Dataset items
_ _ _ _

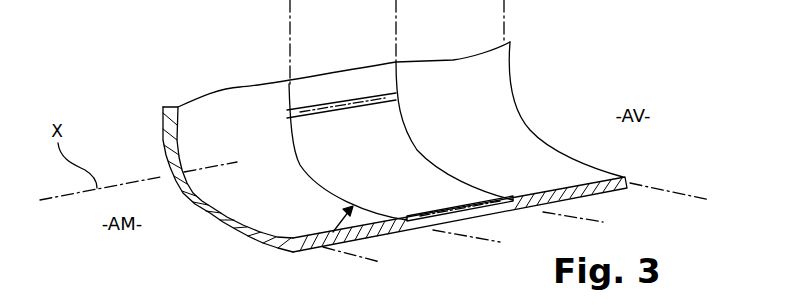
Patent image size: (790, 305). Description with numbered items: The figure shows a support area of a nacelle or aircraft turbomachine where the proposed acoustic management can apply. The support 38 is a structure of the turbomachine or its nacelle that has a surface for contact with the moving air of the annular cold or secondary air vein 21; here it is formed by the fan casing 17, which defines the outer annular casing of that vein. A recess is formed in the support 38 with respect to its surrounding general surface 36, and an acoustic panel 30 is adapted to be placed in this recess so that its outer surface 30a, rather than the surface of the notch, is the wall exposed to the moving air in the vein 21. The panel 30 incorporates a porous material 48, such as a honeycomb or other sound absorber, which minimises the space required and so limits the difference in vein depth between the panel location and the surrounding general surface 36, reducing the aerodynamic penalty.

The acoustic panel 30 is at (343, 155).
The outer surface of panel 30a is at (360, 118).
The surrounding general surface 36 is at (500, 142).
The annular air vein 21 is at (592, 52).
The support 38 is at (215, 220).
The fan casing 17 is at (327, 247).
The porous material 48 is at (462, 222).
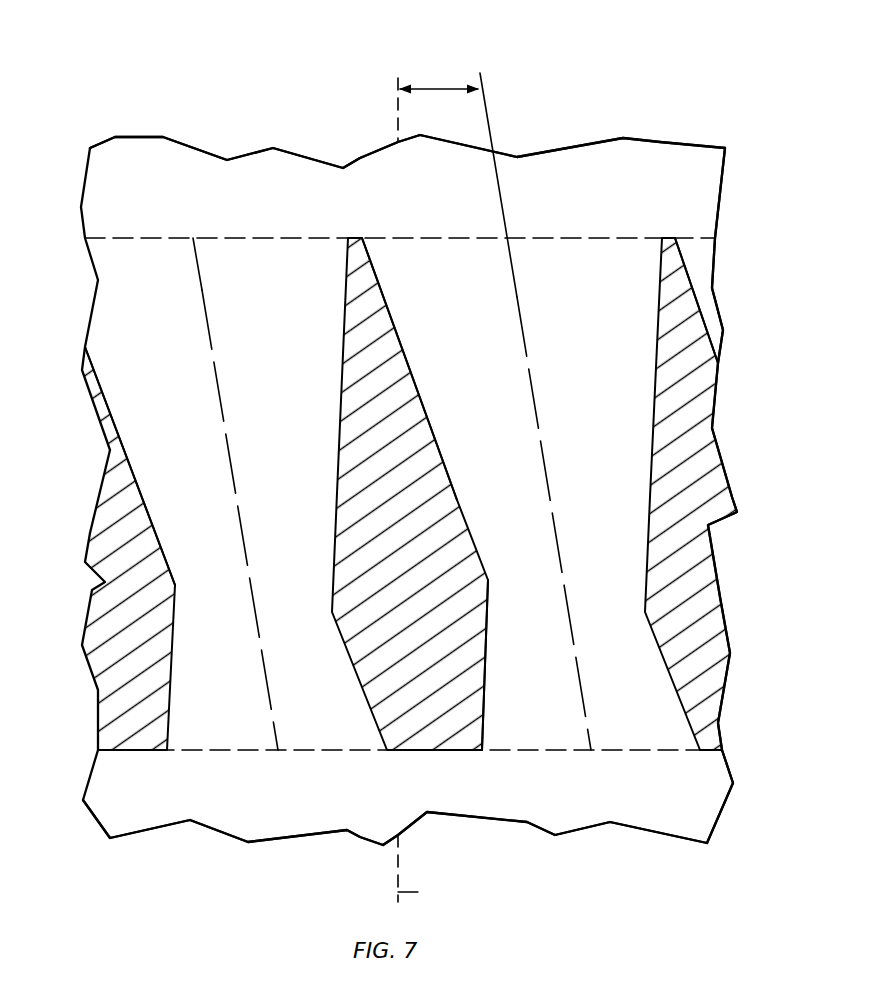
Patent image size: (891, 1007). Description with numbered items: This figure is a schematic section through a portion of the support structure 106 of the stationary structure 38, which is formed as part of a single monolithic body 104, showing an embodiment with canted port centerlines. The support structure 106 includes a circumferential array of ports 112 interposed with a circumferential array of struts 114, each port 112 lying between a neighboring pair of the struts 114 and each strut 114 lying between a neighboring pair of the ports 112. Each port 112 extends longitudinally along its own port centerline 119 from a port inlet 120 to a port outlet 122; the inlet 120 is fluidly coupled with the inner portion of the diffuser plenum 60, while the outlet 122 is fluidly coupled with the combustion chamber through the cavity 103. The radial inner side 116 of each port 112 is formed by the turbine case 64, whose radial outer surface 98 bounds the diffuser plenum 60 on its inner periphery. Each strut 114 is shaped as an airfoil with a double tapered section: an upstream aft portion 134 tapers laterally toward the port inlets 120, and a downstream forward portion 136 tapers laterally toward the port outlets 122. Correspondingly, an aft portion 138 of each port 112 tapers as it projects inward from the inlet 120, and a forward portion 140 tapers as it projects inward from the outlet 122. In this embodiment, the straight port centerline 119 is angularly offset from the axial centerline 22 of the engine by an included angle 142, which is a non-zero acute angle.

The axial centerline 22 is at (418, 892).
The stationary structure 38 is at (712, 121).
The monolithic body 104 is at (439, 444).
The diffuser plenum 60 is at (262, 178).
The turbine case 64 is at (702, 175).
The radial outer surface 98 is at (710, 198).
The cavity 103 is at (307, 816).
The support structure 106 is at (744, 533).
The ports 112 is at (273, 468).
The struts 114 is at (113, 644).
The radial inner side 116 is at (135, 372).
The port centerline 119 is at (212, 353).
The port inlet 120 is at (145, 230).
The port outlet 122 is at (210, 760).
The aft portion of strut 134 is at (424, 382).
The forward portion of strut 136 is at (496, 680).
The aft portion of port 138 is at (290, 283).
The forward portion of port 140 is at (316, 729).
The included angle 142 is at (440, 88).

_ _ _ _

● Set problem:
Rewrite all of the data above, changing every "Patent image size" to "Drawing size" and keeping everything else the same. Leave the pictures out of your answer.

● The answer:
Drawing size: (790, 305). Description with numbered items: The figure shows a support area of a nacelle or aircraft turbomachine where the proposed acoustic management can apply. The support 38 is a structure of the turbomachine or its nacelle that has a surface for contact with the moving air of the annular cold or secondary air vein 21; here it is formed by the fan casing 17, which defines the outer annular casing of that vein. A recess is formed in the support 38 with respect to its surrounding general surface 36, and an acoustic panel 30 is adapted to be placed in this recess so that its outer surface 30a, rather than the surface of the notch, is the wall exposed to the moving air in the vein 21. The panel 30 incorporates a porous material 48, such as a honeycomb or other sound absorber, which minimises the space required and so limits the difference in vein depth between the panel location and the surrounding general surface 36, reducing the aerodynamic penalty.

The acoustic panel 30 is at (343, 155).
The outer surface of panel 30a is at (360, 118).
The surrounding general surface 36 is at (500, 142).
The annular air vein 21 is at (592, 52).
The support 38 is at (215, 220).
The fan casing 17 is at (327, 247).
The porous material 48 is at (462, 222).
Drawing size: (891, 1007). Description with numbered items: This figure is a schematic section through a portion of the support structure 106 of the stationary structure 38, which is formed as part of a single monolithic body 104, showing an embodiment with canted port centerlines. The support structure 106 includes a circumferential array of ports 112 interposed with a circumferential array of struts 114, each port 112 lying between a neighboring pair of the struts 114 and each strut 114 lying between a neighboring pair of the ports 112. Each port 112 extends longitudinally along its own port centerline 119 from a port inlet 120 to a port outlet 122; the inlet 120 is fluidly coupled with the inner portion of the diffuser plenum 60, while the outlet 122 is fluidly coupled with the combustion chamber through the cavity 103. The radial inner side 116 of each port 112 is formed by the turbine case 64, whose radial outer surface 98 bounds the diffuser plenum 60 on its inner periphery. Each strut 114 is shaped as an airfoil with a double tapered section: an upstream aft portion 134 tapers laterally toward the port inlets 120, and a downstream forward portion 136 tapers laterally toward the port outlets 122. Correspondingly, an aft portion 138 of each port 112 tapers as it projects inward from the inlet 120, and a forward portion 140 tapers as it projects inward from the outlet 122. In this embodiment, the straight port centerline 119 is angularly offset from the axial centerline 22 of the engine by an included angle 142, which is a non-zero acute angle.

The axial centerline 22 is at (418, 892).
The stationary structure 38 is at (712, 121).
The monolithic body 104 is at (439, 444).
The diffuser plenum 60 is at (262, 178).
The turbine case 64 is at (702, 175).
The radial outer surface 98 is at (710, 198).
The cavity 103 is at (307, 816).
The support structure 106 is at (744, 533).
The ports 112 is at (273, 468).
The struts 114 is at (113, 644).
The radial inner side 116 is at (135, 372).
The port centerline 119 is at (212, 353).
The port inlet 120 is at (145, 230).
The port outlet 122 is at (210, 760).
The aft portion of strut 134 is at (424, 382).
The forward portion of strut 136 is at (496, 680).
The aft portion of port 138 is at (290, 283).
The forward portion of port 140 is at (316, 729).
The included angle 142 is at (440, 88).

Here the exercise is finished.